# GIVEN INSTRUCTION:
Your task is to copy every line of the entries that contains "приложению".

# TASK INPUT:
☆ ☆ ☆ ☆ ☆ ☆ ☆

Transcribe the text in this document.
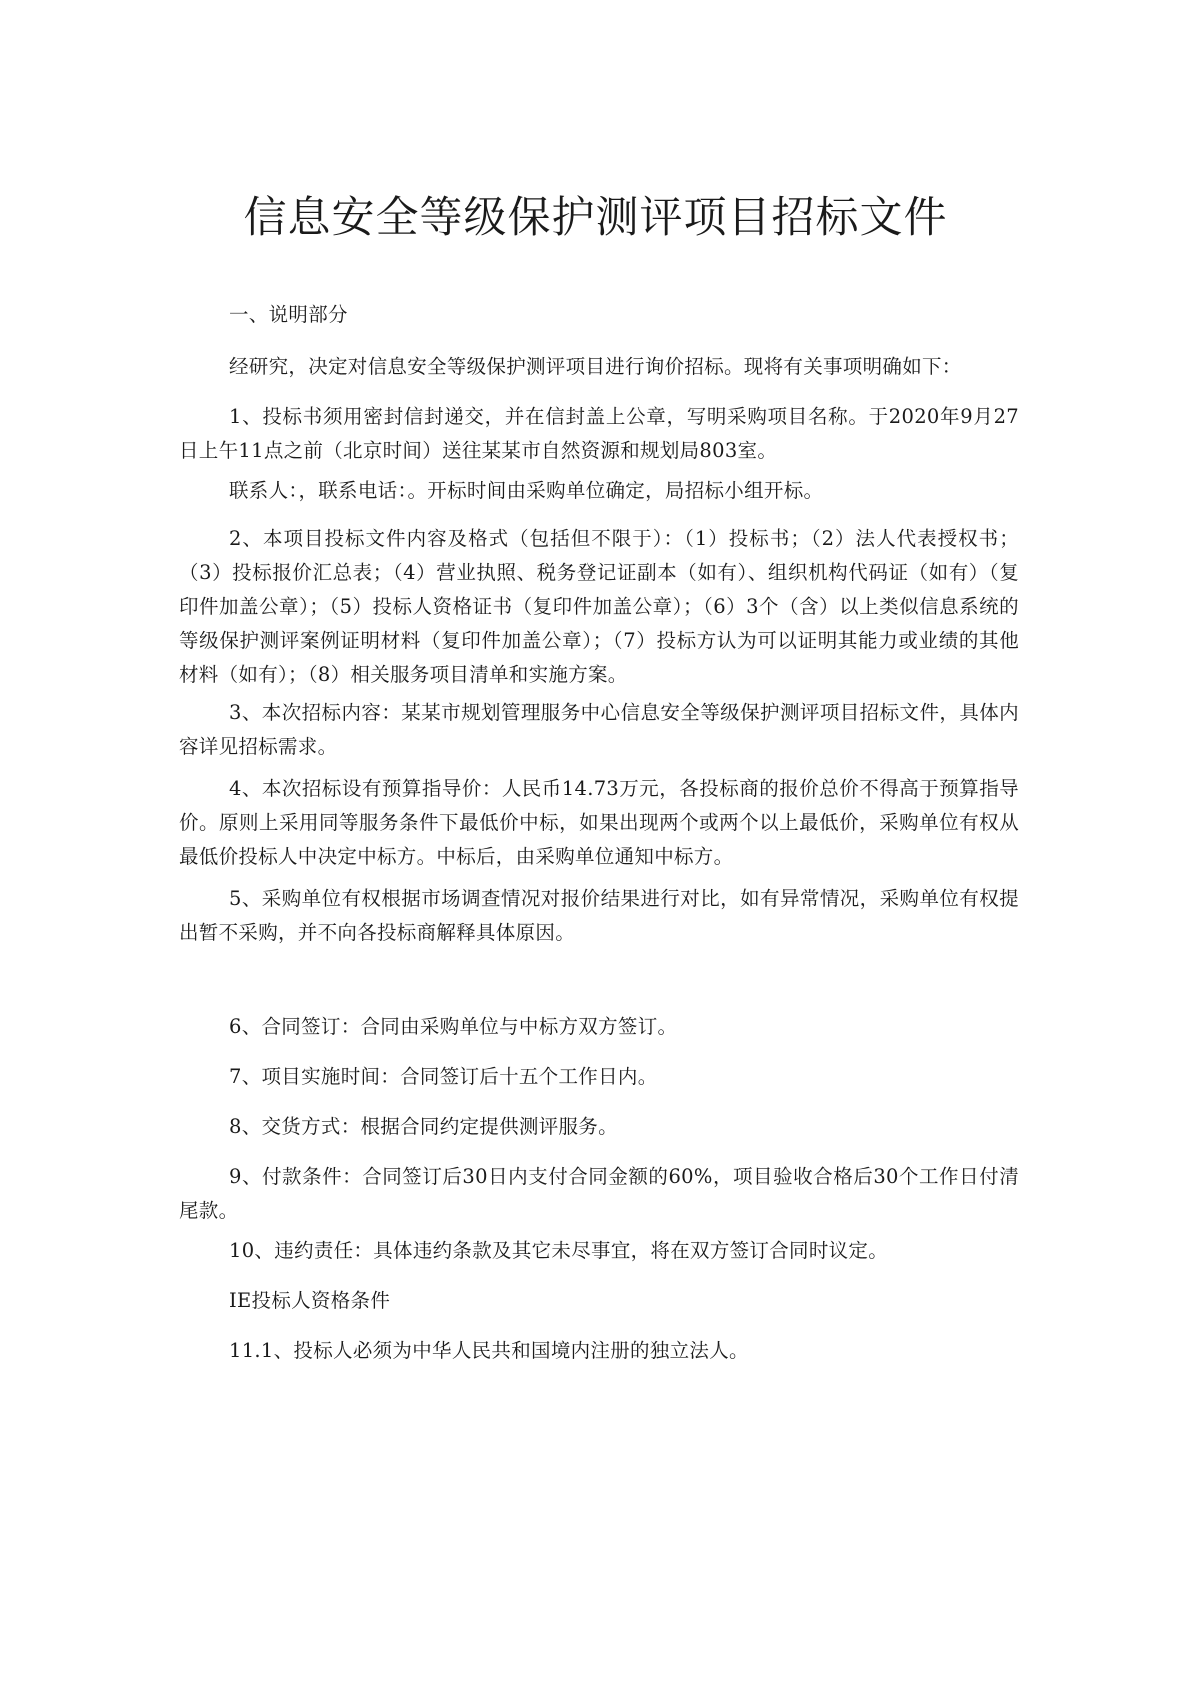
信息安全等级保护测评项目招标文件

一、说明部分

经研究，决定对信息安全等级保护测评项目进行询价招标。现将有关事项明确如下：

1、投标书须用密封信封递交，并在信封盖上公章，写明采购项目名称。于2020年9月27日上午11点之前（北京时间）送往某某市自然资源和规划局803室。

联系人：，联系电话：。开标时间由采购单位确定，局招标小组开标。

2、本项目投标文件内容及格式（包括但不限于）：（1）投标书；（2）法人代表授权书；（3）投标报价汇总表；（4）营业执照、税务登记证副本（如有）、组织机构代码证（如有）（复印件加盖公章）；（5）投标人资格证书（复印件加盖公章）；（6）3个（含）以上类似信息系统的等级保护测评案例证明材料（复印件加盖公章）；（7）投标方认为可以证明其能力或业绩的其他材料（如有）；（8）相关服务项目清单和实施方案。

3、本次招标内容：某某市规划管理服务中心信息安全等级保护测评项目招标文件，具体内容详见招标需求。

4、本次招标设有预算指导价：人民币14.73万元，各投标商的报价总价不得高于预算指导价。原则上采用同等服务条件下最低价中标，如果出现两个或两个以上最低价，采购单位有权从最低价投标人中决定中标方。中标后，由采购单位通知中标方。

5、采购单位有权根据市场调查情况对报价结果进行对比，如有异常情况，采购单位有权提出暂不采购，并不向各投标商解释具体原因。

6、合同签订：合同由采购单位与中标方双方签订。

7、项目实施时间：合同签订后十五个工作日内。

8、交货方式：根据合同约定提供测评服务。

9、付款条件：合同签订后30日内支付合同金额的60%，项目验收合格后30个工作日付清尾款。

10、违约责任：具体违约条款及其它未尽事宜，将在双方签订合同时议定。

IE投标人资格条件

11.1、投标人必须为中华人民共和国境内注册的独立法人。
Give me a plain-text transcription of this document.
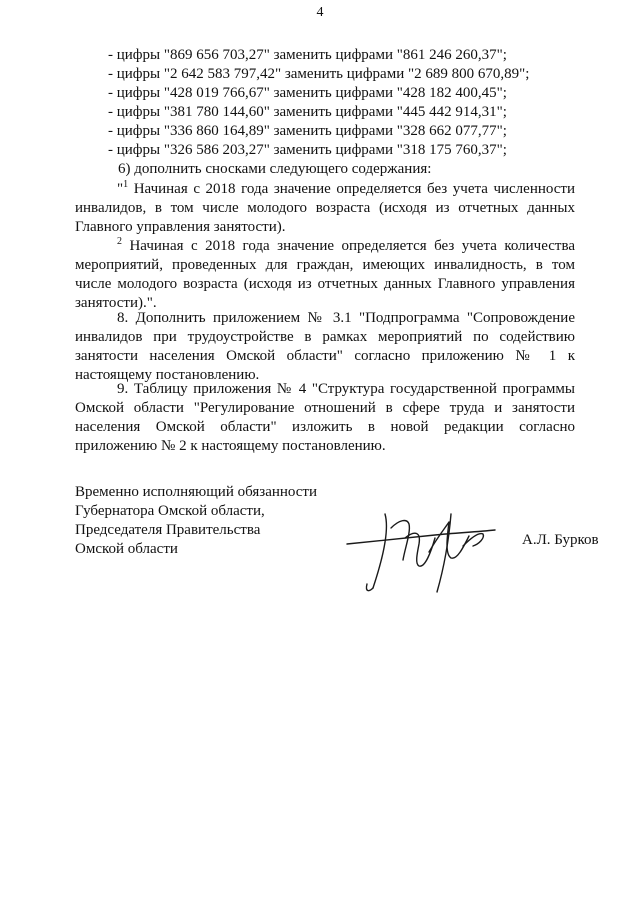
4
- цифры "869 656 703,27" заменить цифрами "861 246 260,37";
- цифры "2 642 583 797,42" заменить цифрами "2 689 800 670,89";
- цифры "428 019 766,67" заменить цифрами "428 182 400,45";
- цифры "381 780 144,60" заменить цифрами "445 442 914,31";
- цифры "336 860 164,89" заменить цифрами "328 662 077,77";
- цифры "326 586 203,27" заменить цифрами "318 175 760,37";
6) дополнить сносками следующего содержания:

"$^1$ Начиная с 2018 года значение определяется без учета численности инвалидов, в том числе молодого возраста (исходя из отчетных данных Главного управления занятости).

$^2$ Начиная с 2018 года значение определяется без учета количества мероприятий, проведенных для граждан, имеющих инвалидность, в том числе молодого возраста (исходя из отчетных данных Главного управления занятости).".

8. Дополнить приложением № 3.1 "Подпрограмма "Сопровождение инвалидов при трудоустройстве в рамках мероприятий по содействию занятости населения Омской области" согласно приложению № 1 к настоящему постановлению.

9. Таблицу приложения № 4 "Структура государственной программы Омской области "Регулирование отношений в сфере труда и занятости населения Омской области" изложить в новой редакции согласно приложению № 2 к настоящему постановлению.

Временно исполняющий обязанности
Губернатора Омской области,
Председателя Правительства
Омской области
А.Л. Бурков
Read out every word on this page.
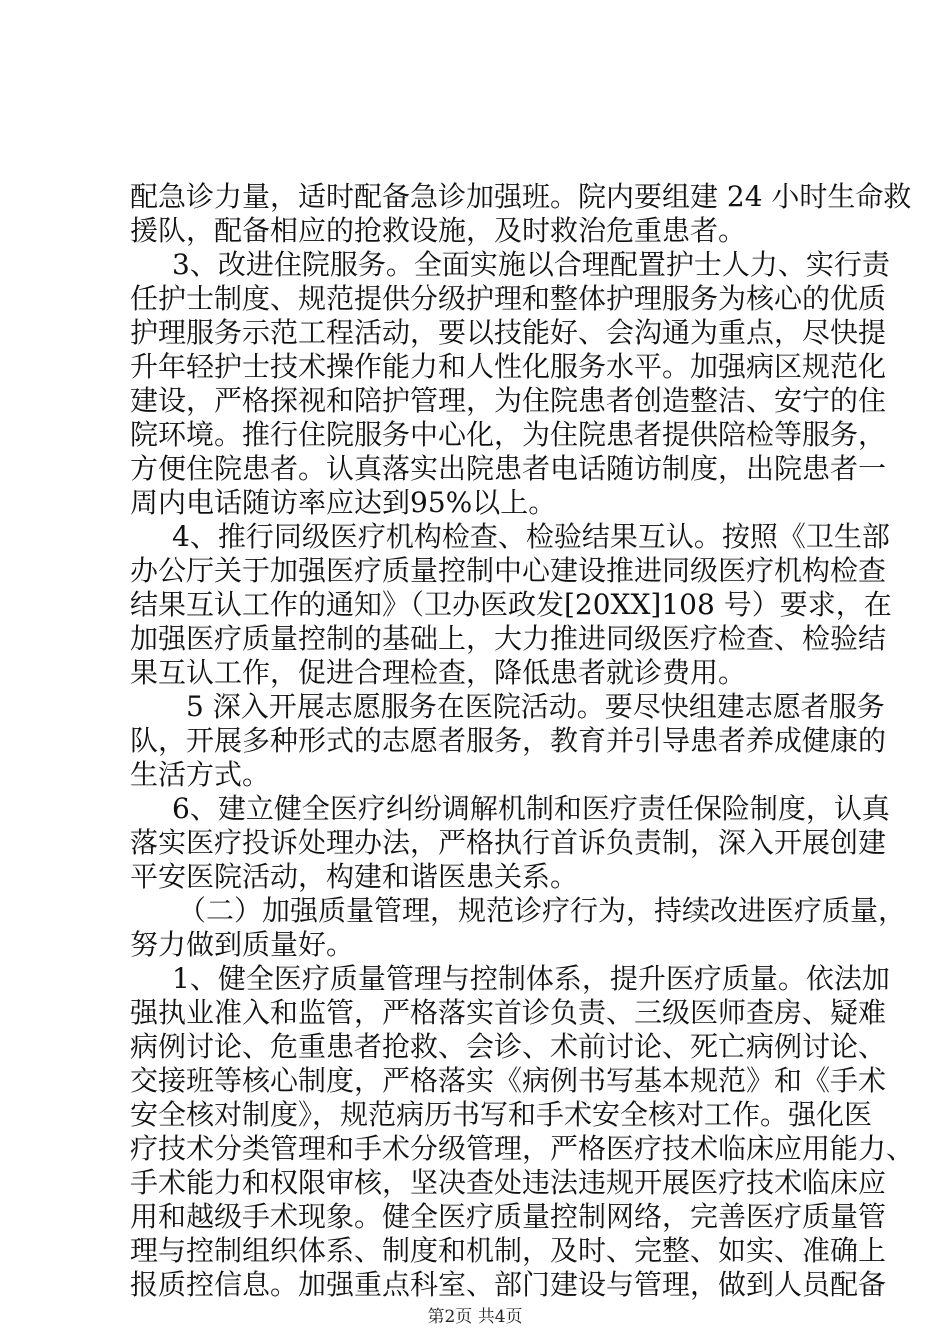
配急诊力量，适时配备急诊加强班。院内要组建 24 小时生命救
援队，配备相应的抢救设施，及时救治危重患者。
3、改进住院服务。全面实施以合理配置护士人力、实行责
任护士制度、规范提供分级护理和整体护理服务为核心的优质
护理服务示范工程活动，要以技能好、会沟通为重点，尽快提
升年轻护士技术操作能力和人性化服务水平。加强病区规范化
建设，严格探视和陪护管理，为住院患者创造整洁、安宁的住
院环境。推行住院服务中心化，为住院患者提供陪检等服务，
方便住院患者。认真落实出院患者电话随访制度，出院患者一
周内电话随访率应达到95%以上。
4、推行同级医疗机构检查、检验结果互认。按照《卫生部
办公厅关于加强医疗质量控制中心建设推进同级医疗机构检查
结果互认工作的通知》（卫办医政发[20XX]108 号）要求，在
加强医疗质量控制的基础上，大力推进同级医疗检查、检验结
果互认工作，促进合理检查，降低患者就诊费用。
5 深入开展志愿服务在医院活动。要尽快组建志愿者服务
队，开展多种形式的志愿者服务，教育并引导患者养成健康的
生活方式。
6、建立健全医疗纠纷调解机制和医疗责任保险制度，认真
落实医疗投诉处理办法，严格执行首诉负责制，深入开展创建
平安医院活动，构建和谐医患关系。
（二）加强质量管理，规范诊疗行为，持续改进医疗质量，
努力做到质量好。
1、健全医疗质量管理与控制体系，提升医疗质量。依法加
强执业准入和监管，严格落实首诊负责、三级医师查房、疑难
病例讨论、危重患者抢救、会诊、术前讨论、死亡病例讨论、
交接班等核心制度，严格落实《病例书写基本规范》和《手术
安全核对制度》，规范病历书写和手术安全核对工作。强化医
疗技术分类管理和手术分级管理，严格医疗技术临床应用能力、
手术能力和权限审核，坚决查处违法违规开展医疗技术临床应
用和越级手术现象。健全医疗质量控制网络，完善医疗质量管
理与控制组织体系、制度和机制，及时、完整、如实、准确上
报质控信息。加强重点科室、部门建设与管理，做到人员配备
第2页 共4页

☆ ☆ ☆ ☆ ☆ ☆ ☆

# RESPONSE FOR THIS EXERCISE:
8. Дополнить приложением № 3.1 "Подпрограмма "Сопровождение инвалидов при трудоустройстве в рамках мероприятий по содействию занятости населения Омской области" согласно приложению № 1 к настоящему постановлению.
9. Таблицу приложения № 4 "Структура государственной программы Омской области "Регулирование отношений в сфере труда и занятости населения Омской области" изложить в новой редакции согласно приложению № 2 к настоящему постановлению.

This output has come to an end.